--- START ---

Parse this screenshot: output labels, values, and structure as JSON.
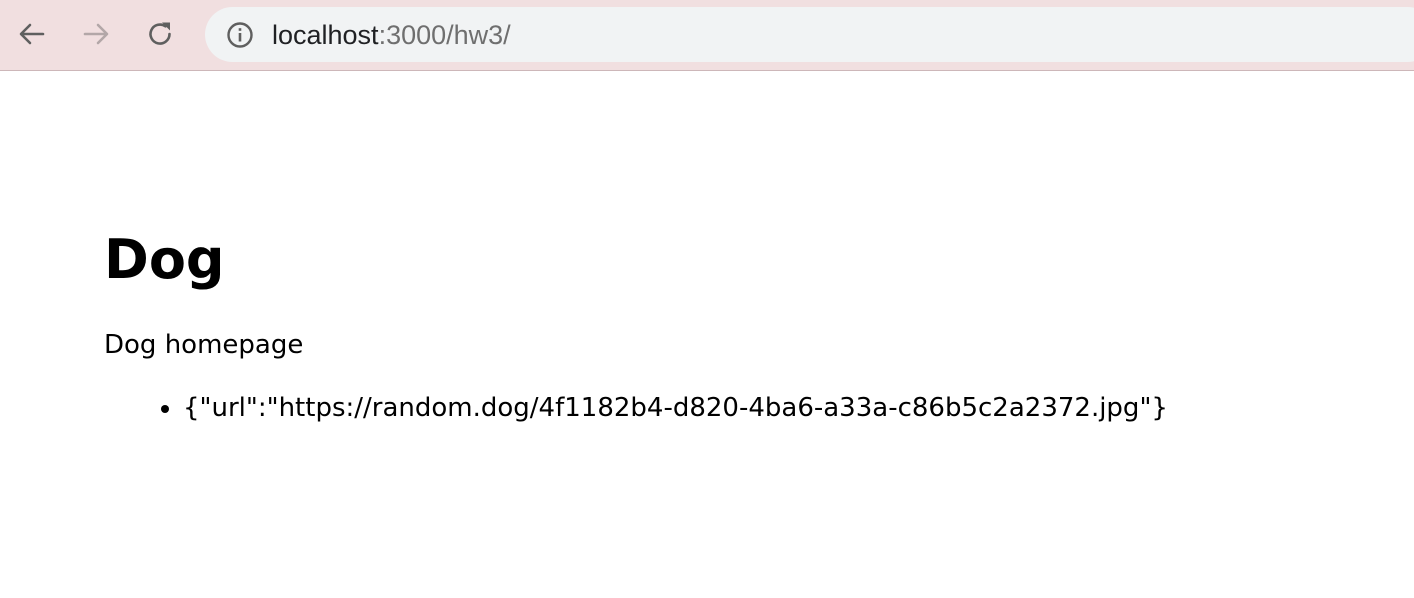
{
  "browser": {
    "url_host": "localhost",
    "url_path": ":3000/hw3/",
    "icons": {
      "back": "arrow-left-icon",
      "forward": "arrow-right-icon",
      "reload": "reload-icon",
      "info": "info-circle-icon"
    },
    "colors": {
      "toolbar_bg": "#f1dfe0",
      "omnibox_bg": "#f1f3f4"
    }
  },
  "page": {
    "heading": "Dog",
    "subtitle": "Dog homepage",
    "items": [
      "{\"url\":\"https://random.dog/4f1182b4-d820-4ba6-a33a-c86b5c2a2372.jpg\"}"
    ]
  }
}
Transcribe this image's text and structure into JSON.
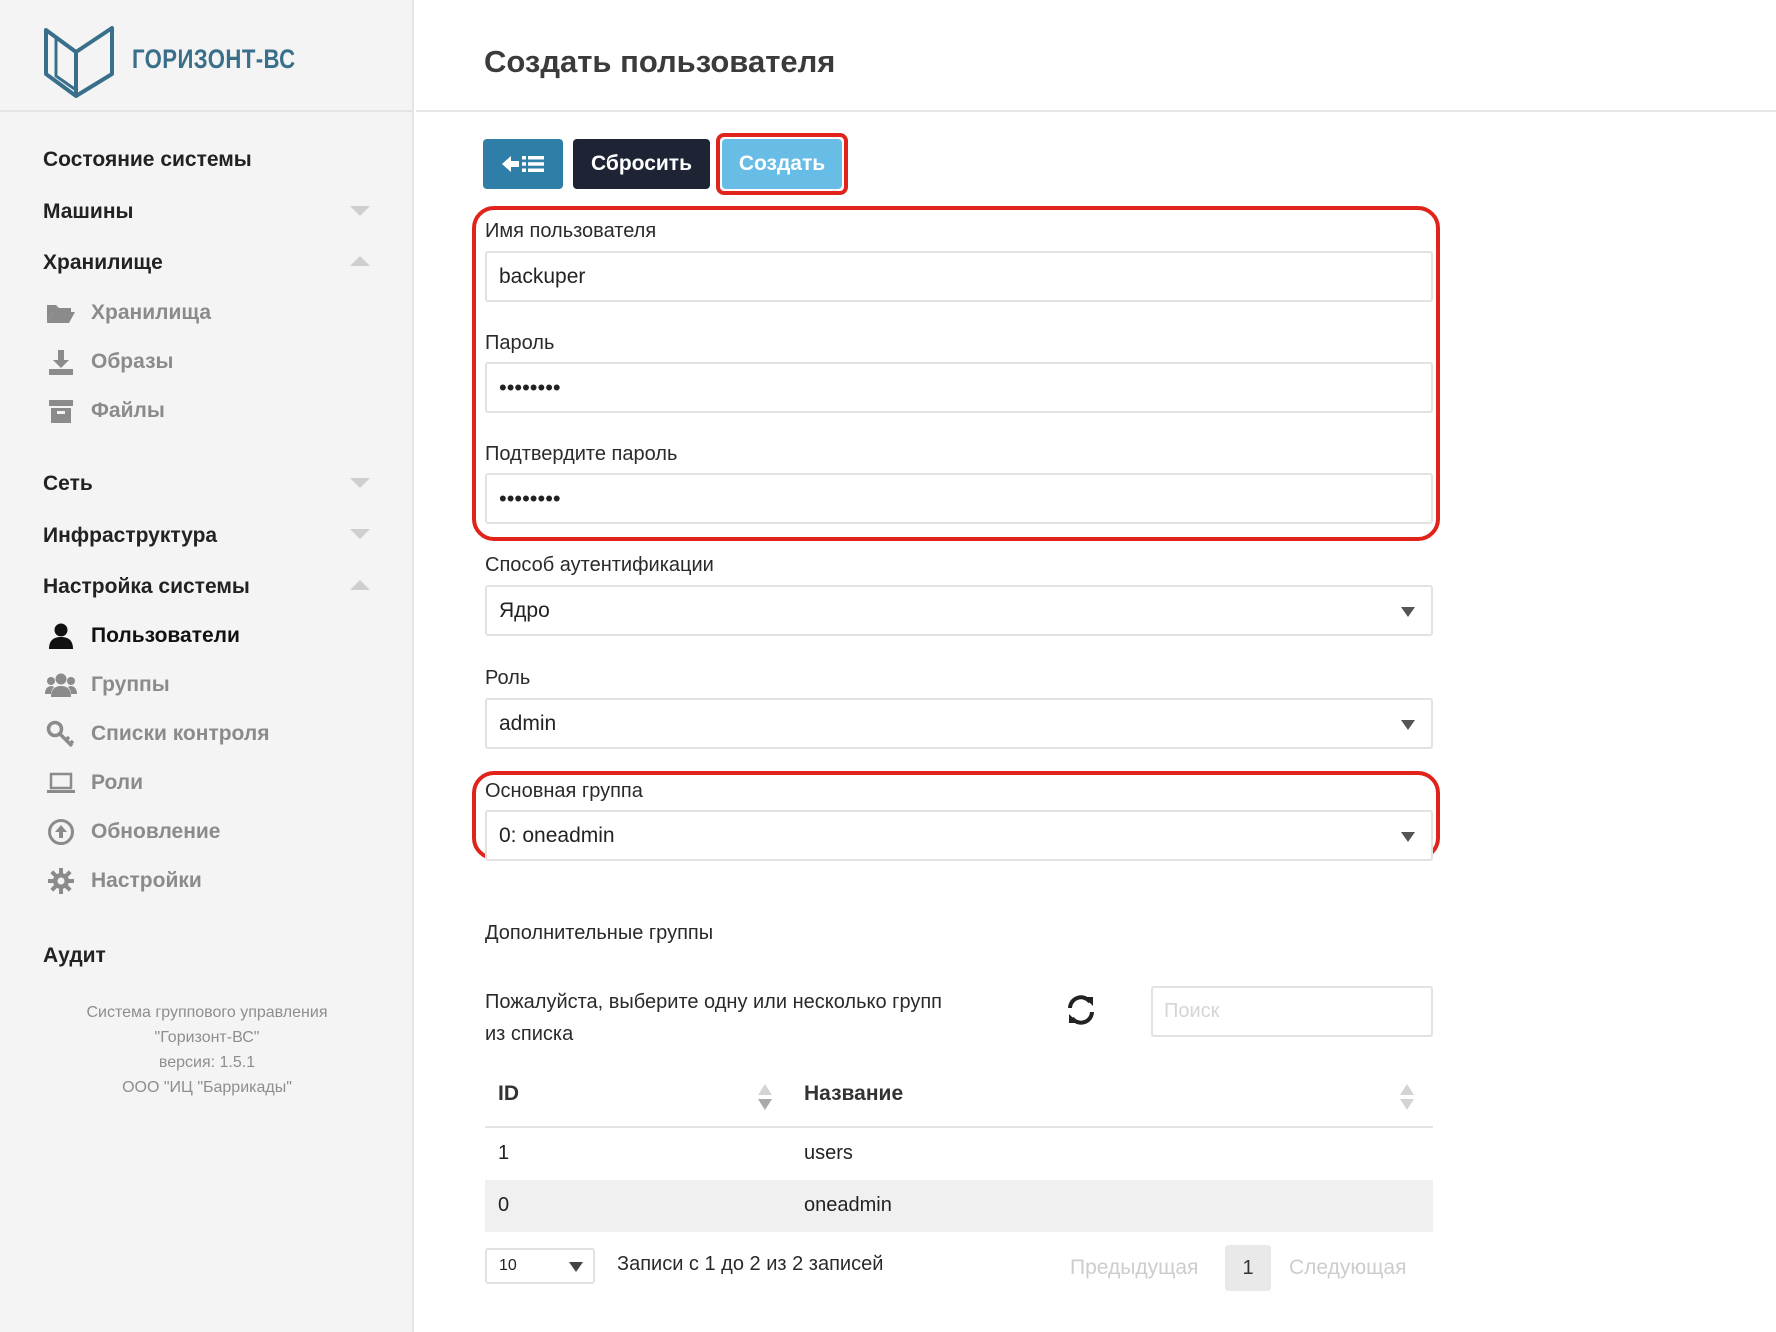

--- END ---

### TASK DESCRIPTION
Repeat the records above exactly, leaving out any pictures they contain.

### WORKED SOLUTION
Parse this screenshot: output labels, values, and structure as JSON.
{
  "browser": {
    "url_host": "localhost",
    "url_path": ":3000/hw3/",
    "icons": {
      "back": "arrow-left-icon",
      "forward": "arrow-right-icon",
      "reload": "reload-icon",
      "info": "info-circle-icon"
    },
    "colors": {
      "toolbar_bg": "#f1dfe0",
      "omnibox_bg": "#f1f3f4"
    }
  },
  "page": {
    "heading": "Dog",
    "subtitle": "Dog homepage",
    "items": [
      "{\"url\":\"https://random.dog/4f1182b4-d820-4ba6-a33a-c86b5c2a2372.jpg\"}"
    ]
  }
}
Transcribe this image's text and structure into JSON.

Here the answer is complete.